RECORDS SUPPLIED:
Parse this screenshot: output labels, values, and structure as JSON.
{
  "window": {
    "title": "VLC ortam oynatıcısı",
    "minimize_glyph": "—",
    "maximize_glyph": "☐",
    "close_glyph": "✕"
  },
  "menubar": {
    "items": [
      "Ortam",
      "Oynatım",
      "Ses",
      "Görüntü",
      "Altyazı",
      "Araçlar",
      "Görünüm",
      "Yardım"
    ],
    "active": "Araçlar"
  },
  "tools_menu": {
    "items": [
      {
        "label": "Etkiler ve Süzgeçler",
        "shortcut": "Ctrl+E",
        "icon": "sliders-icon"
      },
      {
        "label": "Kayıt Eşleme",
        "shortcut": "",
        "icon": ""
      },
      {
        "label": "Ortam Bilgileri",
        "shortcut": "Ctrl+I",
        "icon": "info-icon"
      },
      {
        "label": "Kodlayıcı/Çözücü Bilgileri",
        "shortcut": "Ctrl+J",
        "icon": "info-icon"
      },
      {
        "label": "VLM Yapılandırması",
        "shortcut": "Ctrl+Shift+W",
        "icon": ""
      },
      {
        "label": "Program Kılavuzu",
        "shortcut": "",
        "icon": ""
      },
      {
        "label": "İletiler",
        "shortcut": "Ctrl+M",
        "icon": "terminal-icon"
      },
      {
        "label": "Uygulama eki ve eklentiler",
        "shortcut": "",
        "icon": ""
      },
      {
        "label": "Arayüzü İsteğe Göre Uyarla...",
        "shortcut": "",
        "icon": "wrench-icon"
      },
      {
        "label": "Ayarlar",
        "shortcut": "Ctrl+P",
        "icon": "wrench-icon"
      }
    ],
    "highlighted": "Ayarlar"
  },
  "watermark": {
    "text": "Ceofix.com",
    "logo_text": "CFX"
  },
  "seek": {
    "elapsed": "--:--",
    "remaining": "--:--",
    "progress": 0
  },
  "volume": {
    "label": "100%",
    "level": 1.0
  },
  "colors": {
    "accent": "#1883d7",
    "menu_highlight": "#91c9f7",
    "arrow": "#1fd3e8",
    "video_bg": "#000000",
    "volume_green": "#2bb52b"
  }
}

PROBLEM TO SOLVE:
Locate all lines in the listing above with the word "Bilgileri". Copy them.

RESPONSE TO THIS EXERCISE:
        "label": "Ortam Bilgileri",
        "label": "Kodlayıcı/Çözücü Bilgileri",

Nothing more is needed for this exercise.